_Required task_
Reproduce the listing below verbatim.

------------------------

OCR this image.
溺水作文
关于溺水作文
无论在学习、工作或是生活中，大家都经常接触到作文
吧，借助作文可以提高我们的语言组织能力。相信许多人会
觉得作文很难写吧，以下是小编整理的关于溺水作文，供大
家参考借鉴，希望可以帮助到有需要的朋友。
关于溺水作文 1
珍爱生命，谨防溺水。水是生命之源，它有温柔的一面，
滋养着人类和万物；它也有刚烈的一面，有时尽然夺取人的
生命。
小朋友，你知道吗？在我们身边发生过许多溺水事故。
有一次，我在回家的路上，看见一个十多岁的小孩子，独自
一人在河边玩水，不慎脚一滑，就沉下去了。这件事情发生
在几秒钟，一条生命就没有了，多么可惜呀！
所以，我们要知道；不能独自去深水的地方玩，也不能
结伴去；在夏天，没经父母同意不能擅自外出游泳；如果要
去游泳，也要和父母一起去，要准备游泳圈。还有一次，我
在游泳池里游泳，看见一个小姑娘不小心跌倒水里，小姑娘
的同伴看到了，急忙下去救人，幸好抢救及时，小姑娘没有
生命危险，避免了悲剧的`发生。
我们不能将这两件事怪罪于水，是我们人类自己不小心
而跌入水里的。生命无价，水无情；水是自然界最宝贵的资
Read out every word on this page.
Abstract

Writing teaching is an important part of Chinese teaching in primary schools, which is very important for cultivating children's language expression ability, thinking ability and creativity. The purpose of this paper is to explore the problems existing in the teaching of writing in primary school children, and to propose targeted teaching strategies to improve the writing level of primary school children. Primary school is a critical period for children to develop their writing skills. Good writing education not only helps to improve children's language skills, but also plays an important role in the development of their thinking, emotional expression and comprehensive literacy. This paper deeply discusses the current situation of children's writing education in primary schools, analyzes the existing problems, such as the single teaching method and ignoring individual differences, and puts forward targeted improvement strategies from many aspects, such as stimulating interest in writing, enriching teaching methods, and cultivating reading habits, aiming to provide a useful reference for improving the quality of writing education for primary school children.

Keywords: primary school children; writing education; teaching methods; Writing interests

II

------------------------

_Solution to this problem_
OCR this image.
溺水作文
关于溺水作文
无论在学习、工作或是生活中，大家都经常接触到作文
吧，借助作文可以提高我们的语言组织能力。相信许多人会
觉得作文很难写吧，以下是小编整理的关于溺水作文，供大
家参考借鉴，希望可以帮助到有需要的朋友。
关于溺水作文 1
珍爱生命，谨防溺水。水是生命之源，它有温柔的一面，
滋养着人类和万物；它也有刚烈的一面，有时尽然夺取人的
生命。
小朋友，你知道吗？在我们身边发生过许多溺水事故。
有一次，我在回家的路上，看见一个十多岁的小孩子，独自
一人在河边玩水，不慎脚一滑，就沉下去了。这件事情发生
在几秒钟，一条生命就没有了，多么可惜呀！
所以，我们要知道；不能独自去深水的地方玩，也不能
结伴去；在夏天，没经父母同意不能擅自外出游泳；如果要
去游泳，也要和父母一起去，要准备游泳圈。还有一次，我
在游泳池里游泳，看见一个小姑娘不小心跌倒水里，小姑娘
的同伴看到了，急忙下去救人，幸好抢救及时，小姑娘没有
生命危险，避免了悲剧的`发生。
我们不能将这两件事怪罪于水，是我们人类自己不小心
而跌入水里的。生命无价，水无情；水是自然界最宝贵的资
Read out every word on this page.
Abstract

Writing teaching is an important part of Chinese teaching in primary schools, which is very important for cultivating children's language expression ability, thinking ability and creativity. The purpose of this paper is to explore the problems existing in the teaching of writing in primary school children, and to propose targeted teaching strategies to improve the writing level of primary school children. Primary school is a critical period for children to develop their writing skills. Good writing education not only helps to improve children's language skills, but also plays an important role in the development of their thinking, emotional expression and comprehensive literacy. This paper deeply discusses the current situation of children's writing education in primary schools, analyzes the existing problems, such as the single teaching method and ignoring individual differences, and puts forward targeted improvement strategies from many aspects, such as stimulating interest in writing, enriching teaching methods, and cultivating reading habits, aiming to provide a useful reference for improving the quality of writing education for primary school children.

Keywords: primary school children; writing education; teaching methods; Writing interests

II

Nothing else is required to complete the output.